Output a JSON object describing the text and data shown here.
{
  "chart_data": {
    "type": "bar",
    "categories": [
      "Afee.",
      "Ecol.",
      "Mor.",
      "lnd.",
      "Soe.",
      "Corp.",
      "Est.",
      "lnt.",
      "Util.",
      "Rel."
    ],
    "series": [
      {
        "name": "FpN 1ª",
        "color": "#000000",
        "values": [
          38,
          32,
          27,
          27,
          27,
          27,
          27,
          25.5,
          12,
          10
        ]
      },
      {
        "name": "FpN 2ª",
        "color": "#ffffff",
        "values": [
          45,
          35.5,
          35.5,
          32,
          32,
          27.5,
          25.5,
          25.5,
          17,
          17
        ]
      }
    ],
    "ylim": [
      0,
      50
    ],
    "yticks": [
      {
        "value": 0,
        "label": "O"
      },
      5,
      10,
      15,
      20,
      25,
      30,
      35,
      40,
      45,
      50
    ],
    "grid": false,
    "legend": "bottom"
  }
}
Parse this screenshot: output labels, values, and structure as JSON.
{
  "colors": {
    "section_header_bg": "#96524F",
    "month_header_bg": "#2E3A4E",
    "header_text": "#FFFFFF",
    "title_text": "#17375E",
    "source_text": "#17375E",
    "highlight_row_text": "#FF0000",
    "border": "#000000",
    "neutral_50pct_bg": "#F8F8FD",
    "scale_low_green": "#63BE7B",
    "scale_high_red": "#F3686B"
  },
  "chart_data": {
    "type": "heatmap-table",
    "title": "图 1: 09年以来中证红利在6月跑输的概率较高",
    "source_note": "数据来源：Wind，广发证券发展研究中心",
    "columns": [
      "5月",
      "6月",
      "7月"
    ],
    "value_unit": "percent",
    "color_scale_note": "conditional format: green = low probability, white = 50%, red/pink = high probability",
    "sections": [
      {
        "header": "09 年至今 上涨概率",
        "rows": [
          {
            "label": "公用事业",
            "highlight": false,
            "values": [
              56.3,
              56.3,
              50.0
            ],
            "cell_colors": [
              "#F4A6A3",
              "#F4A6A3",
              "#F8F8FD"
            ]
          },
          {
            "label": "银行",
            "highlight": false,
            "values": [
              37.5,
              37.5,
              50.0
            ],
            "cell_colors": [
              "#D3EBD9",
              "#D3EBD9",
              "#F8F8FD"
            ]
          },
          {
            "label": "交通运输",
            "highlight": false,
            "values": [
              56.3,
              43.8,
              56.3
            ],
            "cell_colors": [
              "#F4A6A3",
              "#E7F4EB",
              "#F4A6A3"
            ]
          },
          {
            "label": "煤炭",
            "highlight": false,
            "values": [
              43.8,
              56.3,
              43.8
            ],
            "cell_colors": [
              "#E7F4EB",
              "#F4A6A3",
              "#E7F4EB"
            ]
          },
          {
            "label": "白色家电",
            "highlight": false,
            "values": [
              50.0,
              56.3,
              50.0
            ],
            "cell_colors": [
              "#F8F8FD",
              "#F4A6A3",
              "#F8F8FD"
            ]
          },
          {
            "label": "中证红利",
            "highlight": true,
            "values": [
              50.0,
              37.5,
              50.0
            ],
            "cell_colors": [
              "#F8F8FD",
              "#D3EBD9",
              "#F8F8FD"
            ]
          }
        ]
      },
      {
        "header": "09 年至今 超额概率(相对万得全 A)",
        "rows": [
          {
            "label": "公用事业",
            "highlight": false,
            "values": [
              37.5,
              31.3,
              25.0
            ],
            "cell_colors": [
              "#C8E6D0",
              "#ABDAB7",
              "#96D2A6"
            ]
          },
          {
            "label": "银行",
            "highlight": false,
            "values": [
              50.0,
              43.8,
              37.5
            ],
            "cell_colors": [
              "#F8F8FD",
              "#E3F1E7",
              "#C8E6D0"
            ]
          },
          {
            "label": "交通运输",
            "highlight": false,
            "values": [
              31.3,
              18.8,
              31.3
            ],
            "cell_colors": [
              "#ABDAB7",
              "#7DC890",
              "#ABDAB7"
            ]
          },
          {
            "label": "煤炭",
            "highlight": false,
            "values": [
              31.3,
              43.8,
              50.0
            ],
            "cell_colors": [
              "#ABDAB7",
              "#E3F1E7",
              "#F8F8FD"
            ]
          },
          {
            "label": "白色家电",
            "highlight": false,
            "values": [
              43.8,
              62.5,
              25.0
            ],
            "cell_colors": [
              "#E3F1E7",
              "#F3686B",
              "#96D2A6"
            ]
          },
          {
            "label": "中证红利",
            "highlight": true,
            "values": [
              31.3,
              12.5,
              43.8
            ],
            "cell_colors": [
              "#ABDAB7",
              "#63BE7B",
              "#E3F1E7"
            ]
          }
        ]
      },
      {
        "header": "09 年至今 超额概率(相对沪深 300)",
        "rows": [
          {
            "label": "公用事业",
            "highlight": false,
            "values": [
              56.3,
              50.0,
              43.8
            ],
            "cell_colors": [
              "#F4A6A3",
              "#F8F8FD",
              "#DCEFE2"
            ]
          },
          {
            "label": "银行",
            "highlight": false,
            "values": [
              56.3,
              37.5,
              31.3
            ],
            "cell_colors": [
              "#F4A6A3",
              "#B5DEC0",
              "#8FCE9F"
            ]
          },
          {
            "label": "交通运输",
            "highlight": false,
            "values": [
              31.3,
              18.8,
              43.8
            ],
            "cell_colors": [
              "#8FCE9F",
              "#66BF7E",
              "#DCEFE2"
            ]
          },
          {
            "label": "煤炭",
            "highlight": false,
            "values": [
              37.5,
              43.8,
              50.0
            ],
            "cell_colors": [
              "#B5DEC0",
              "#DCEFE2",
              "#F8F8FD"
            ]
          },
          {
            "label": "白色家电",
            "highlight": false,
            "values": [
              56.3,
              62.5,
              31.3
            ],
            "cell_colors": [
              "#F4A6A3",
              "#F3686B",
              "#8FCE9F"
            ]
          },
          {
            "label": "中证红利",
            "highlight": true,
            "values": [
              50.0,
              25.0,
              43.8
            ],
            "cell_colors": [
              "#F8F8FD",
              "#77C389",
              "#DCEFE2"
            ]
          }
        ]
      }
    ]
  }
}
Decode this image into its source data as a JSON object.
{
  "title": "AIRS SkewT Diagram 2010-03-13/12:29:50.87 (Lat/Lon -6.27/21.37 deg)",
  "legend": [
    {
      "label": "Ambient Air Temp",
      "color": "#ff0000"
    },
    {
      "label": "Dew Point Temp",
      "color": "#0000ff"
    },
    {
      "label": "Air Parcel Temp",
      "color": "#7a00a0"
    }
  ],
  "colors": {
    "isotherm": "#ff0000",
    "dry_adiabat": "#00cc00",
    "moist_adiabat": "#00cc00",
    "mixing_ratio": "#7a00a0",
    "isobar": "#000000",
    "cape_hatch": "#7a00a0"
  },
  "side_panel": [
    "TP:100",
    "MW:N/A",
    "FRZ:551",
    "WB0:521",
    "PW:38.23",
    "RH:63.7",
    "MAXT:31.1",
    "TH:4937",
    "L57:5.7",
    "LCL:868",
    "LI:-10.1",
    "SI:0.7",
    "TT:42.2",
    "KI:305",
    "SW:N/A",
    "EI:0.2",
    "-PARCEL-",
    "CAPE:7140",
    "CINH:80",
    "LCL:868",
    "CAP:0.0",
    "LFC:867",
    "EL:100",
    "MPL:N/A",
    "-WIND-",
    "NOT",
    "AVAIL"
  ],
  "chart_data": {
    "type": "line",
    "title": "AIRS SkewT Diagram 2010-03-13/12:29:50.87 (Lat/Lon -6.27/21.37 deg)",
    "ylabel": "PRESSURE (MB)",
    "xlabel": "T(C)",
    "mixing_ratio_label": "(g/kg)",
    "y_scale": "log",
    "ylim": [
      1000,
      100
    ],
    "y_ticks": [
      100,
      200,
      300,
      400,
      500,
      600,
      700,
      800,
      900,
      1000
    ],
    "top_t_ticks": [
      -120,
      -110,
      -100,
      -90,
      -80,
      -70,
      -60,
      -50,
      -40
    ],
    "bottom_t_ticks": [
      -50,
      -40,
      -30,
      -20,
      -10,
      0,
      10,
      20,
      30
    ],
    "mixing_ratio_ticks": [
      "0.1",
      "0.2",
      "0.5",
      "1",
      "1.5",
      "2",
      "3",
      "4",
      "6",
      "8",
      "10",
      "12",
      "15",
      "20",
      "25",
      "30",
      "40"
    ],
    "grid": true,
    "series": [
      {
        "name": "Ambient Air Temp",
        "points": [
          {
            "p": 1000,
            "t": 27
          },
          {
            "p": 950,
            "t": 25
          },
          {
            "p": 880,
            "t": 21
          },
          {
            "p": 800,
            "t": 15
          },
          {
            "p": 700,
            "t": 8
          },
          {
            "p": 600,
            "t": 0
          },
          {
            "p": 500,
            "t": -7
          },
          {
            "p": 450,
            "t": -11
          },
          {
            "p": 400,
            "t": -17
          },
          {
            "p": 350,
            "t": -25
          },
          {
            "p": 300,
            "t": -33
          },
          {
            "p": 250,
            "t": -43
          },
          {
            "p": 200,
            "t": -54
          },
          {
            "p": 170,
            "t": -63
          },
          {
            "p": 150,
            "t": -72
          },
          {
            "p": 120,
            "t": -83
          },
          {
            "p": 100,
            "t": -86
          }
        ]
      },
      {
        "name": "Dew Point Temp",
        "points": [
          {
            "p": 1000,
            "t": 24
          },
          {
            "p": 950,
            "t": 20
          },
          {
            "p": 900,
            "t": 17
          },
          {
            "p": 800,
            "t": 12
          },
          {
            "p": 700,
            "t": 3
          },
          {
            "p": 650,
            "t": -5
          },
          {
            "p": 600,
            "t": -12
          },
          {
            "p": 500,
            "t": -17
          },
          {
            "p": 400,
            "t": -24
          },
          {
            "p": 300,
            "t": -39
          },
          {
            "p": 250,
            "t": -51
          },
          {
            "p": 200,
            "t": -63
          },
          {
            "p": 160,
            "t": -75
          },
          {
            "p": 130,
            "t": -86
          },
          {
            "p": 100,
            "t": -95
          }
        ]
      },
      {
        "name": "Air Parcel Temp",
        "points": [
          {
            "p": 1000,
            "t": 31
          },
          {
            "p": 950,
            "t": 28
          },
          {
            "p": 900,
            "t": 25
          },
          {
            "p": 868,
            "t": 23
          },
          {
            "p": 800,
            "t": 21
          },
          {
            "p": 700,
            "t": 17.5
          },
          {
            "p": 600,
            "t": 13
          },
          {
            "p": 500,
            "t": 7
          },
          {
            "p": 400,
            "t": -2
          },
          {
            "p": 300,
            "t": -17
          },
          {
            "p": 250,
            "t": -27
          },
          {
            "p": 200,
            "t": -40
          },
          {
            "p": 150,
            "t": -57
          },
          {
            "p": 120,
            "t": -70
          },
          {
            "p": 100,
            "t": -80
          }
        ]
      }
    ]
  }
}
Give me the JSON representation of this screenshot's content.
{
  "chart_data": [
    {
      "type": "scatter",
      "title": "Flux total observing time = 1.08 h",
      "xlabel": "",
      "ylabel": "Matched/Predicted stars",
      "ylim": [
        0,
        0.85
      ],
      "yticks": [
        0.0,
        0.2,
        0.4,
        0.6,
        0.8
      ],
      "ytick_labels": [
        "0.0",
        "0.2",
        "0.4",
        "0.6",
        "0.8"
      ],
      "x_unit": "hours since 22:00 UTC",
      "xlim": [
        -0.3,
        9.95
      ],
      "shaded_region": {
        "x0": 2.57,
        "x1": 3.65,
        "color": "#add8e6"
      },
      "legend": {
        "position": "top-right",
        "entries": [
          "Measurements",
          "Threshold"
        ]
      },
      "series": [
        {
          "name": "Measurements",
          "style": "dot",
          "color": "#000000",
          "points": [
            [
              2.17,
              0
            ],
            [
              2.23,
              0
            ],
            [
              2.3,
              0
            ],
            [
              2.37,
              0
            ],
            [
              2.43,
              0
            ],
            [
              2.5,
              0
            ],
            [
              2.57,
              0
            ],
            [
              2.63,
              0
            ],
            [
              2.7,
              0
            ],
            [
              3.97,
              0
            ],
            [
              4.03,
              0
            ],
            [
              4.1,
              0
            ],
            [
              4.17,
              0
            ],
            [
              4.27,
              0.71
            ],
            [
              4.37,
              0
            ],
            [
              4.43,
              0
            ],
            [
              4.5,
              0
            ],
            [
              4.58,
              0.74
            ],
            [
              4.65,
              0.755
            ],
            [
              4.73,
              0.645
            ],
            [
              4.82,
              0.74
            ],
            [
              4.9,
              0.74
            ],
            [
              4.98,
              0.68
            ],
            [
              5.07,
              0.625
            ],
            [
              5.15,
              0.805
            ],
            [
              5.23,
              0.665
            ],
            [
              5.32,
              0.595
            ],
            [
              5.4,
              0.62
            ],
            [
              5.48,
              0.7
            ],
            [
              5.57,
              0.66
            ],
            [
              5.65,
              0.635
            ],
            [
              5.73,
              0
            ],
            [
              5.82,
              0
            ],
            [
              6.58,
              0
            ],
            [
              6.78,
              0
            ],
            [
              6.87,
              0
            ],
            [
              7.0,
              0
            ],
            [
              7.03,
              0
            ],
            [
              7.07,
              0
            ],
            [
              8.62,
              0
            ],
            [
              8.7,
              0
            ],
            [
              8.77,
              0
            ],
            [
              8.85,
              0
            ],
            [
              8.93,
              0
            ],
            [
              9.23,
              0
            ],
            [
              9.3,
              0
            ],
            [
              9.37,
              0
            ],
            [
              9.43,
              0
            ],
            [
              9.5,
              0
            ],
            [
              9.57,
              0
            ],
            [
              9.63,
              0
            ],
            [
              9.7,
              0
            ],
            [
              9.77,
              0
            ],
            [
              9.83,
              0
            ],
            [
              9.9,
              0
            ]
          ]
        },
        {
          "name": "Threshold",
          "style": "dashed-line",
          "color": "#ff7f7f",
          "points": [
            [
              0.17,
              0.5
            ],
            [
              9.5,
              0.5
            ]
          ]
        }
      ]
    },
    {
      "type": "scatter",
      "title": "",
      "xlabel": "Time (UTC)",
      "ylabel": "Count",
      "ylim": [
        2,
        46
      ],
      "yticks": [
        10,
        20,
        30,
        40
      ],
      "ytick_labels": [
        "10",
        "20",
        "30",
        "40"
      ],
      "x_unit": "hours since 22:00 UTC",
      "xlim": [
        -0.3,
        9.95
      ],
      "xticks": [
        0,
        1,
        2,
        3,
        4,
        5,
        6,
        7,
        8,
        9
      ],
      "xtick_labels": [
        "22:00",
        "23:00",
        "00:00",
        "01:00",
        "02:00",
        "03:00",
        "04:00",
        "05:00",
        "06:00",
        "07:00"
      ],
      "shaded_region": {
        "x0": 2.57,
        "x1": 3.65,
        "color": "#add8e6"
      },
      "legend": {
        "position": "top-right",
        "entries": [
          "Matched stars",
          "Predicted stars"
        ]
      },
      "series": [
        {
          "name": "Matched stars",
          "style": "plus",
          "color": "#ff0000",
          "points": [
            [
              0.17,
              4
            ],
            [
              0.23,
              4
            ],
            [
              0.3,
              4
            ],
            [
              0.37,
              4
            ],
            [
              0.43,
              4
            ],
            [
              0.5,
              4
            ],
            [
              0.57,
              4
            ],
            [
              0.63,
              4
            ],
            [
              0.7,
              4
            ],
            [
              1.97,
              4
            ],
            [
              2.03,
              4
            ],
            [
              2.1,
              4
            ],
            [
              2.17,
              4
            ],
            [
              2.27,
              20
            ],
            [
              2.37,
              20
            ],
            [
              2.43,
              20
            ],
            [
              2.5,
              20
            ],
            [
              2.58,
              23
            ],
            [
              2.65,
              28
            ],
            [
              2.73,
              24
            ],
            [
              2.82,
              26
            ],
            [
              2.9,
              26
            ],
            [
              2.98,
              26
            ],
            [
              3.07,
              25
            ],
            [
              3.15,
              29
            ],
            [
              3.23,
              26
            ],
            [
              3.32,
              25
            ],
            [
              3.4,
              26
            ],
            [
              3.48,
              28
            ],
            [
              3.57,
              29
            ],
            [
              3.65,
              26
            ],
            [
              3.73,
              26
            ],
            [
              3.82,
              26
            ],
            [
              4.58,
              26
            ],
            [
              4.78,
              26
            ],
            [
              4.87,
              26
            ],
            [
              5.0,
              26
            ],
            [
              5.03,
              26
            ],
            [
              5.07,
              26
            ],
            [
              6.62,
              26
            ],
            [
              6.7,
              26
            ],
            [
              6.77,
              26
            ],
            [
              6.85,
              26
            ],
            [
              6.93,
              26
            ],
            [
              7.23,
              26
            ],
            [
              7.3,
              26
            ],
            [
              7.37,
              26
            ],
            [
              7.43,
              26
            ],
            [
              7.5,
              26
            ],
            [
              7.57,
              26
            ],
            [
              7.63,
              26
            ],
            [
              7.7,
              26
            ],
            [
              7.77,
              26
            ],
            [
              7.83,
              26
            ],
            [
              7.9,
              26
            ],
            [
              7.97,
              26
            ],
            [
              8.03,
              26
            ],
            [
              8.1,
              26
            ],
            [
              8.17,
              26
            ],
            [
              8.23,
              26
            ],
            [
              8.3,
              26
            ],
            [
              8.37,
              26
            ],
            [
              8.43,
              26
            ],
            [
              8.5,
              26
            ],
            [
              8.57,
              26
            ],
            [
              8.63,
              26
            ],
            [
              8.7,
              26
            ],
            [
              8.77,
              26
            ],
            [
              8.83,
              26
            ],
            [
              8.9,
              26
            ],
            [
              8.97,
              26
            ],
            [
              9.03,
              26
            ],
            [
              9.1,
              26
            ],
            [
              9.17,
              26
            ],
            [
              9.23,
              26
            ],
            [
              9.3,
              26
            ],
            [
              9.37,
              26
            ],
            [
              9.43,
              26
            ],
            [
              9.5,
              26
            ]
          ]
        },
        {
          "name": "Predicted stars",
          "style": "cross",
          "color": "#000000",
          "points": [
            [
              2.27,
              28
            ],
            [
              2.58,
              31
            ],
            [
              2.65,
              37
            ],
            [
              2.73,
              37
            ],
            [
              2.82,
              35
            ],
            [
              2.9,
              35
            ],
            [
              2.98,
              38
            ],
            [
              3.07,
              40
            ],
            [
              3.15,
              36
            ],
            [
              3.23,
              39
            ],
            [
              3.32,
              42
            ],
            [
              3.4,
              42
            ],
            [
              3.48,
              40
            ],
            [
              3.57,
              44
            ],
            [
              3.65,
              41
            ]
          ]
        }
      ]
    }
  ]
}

+-------+

== Stated exercise ==
Look through the listing and extract every line with "Diagram" in it.

== Solution ==
  "title": "AIRS SkewT Diagram 2010-03-13/12:29:50.87 (Lat/Lon -6.27/21.37 deg)",
    "title": "AIRS SkewT Diagram 2010-03-13/12:29:50.87 (Lat/Lon -6.27/21.37 deg)",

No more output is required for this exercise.